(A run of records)
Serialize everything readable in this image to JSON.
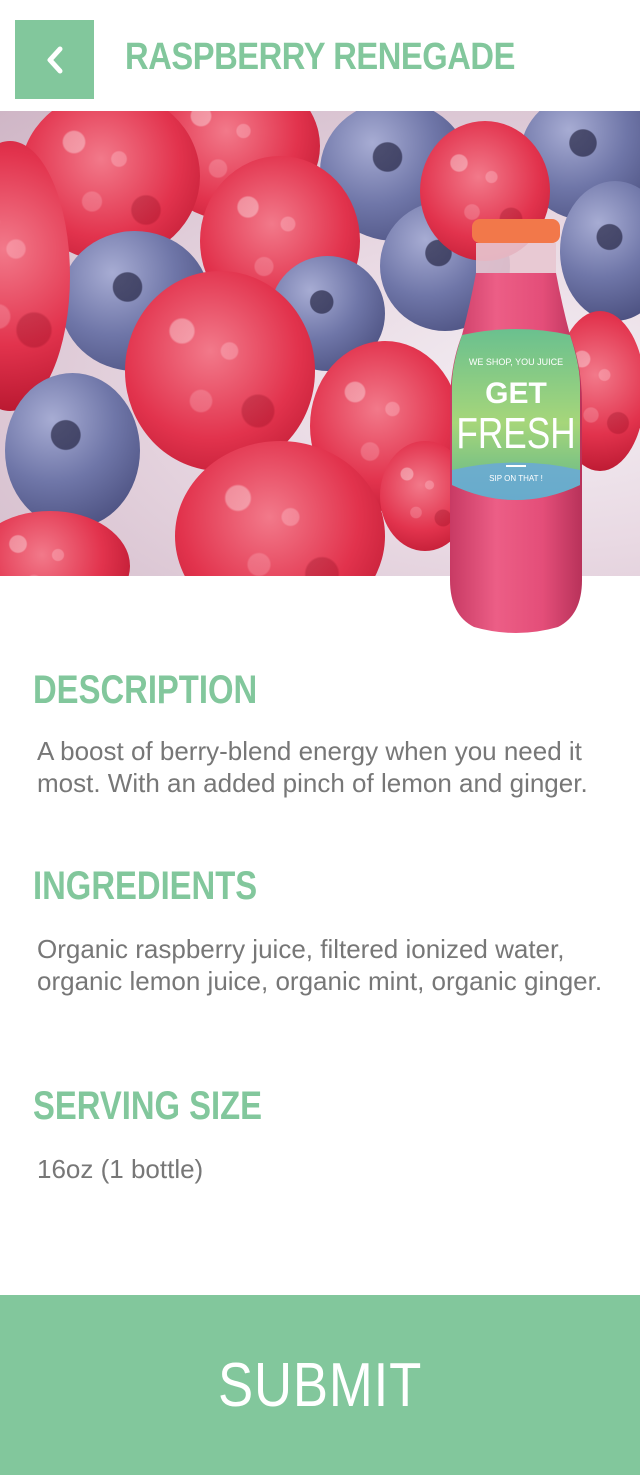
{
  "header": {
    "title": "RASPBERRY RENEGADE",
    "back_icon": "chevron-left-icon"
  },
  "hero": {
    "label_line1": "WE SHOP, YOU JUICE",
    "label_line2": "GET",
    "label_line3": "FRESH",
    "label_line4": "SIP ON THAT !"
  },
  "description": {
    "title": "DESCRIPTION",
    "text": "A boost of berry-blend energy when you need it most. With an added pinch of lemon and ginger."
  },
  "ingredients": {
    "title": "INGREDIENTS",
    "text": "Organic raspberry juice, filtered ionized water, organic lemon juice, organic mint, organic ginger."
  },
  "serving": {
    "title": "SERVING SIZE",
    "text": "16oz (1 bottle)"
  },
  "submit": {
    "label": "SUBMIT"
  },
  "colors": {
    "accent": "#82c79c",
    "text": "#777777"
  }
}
--
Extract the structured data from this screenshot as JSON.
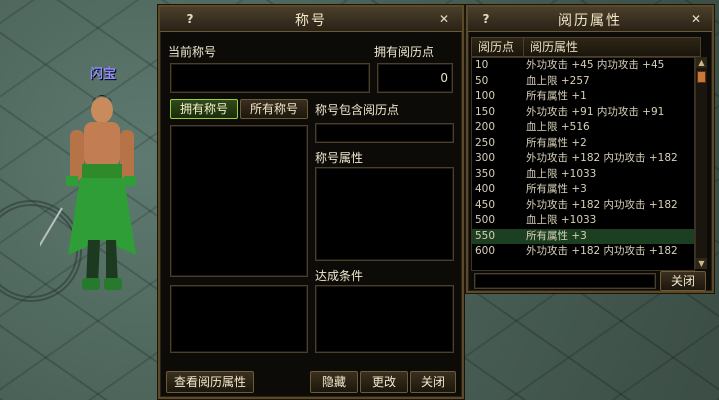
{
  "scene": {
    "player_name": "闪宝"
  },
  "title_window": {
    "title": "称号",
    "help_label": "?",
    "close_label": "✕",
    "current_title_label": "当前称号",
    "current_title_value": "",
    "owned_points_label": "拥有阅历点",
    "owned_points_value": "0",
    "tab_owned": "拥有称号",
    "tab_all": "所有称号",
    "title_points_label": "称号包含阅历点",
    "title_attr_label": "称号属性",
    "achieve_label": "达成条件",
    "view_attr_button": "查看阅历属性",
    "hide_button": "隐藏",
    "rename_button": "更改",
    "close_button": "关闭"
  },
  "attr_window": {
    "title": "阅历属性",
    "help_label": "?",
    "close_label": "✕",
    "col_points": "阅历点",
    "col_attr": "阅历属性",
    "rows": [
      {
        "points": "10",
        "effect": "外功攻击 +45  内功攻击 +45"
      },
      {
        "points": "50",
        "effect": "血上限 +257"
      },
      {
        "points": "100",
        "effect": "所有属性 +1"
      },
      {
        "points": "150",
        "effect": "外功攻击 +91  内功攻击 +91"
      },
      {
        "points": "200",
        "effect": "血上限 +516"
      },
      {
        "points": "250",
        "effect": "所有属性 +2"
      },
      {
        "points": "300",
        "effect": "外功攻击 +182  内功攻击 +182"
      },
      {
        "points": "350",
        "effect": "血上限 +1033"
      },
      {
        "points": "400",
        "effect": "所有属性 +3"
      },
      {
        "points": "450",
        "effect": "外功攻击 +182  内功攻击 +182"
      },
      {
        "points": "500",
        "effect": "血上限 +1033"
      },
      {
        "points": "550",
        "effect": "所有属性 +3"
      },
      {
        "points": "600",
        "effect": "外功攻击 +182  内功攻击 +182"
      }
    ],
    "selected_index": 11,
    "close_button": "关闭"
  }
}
==
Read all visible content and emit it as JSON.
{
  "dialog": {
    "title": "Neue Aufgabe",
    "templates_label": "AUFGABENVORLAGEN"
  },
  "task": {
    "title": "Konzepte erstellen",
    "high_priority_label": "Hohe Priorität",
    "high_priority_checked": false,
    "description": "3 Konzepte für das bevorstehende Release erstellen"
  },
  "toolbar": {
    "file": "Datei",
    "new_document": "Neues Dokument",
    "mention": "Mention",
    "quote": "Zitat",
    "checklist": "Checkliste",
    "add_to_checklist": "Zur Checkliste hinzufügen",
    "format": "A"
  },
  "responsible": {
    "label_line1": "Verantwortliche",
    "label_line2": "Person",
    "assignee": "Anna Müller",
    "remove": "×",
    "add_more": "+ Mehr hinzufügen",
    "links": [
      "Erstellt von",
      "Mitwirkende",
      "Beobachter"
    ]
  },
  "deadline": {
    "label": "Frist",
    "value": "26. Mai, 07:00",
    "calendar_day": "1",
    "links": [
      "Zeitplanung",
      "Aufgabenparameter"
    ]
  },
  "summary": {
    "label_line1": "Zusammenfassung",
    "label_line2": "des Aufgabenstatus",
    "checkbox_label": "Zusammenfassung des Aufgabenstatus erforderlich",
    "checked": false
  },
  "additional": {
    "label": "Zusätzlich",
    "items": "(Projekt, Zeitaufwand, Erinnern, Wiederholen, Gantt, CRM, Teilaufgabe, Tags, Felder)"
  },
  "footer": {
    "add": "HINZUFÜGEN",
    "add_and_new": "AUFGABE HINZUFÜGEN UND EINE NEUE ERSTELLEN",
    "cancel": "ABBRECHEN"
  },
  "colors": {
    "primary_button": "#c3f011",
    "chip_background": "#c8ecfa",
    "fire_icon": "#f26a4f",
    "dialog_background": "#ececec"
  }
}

WORK INSTRUCTIONS
Copy out each line of the records that holds the string "lemon".

SOLUTION TO THIS PROBLEM
    "text": "A boost of berry-blend energy when you need it most. With an added pinch of lemon and ginger."
    "text": "Organic raspberry juice, filtered ionized water, organic lemon juice, organic mint, organic ginger."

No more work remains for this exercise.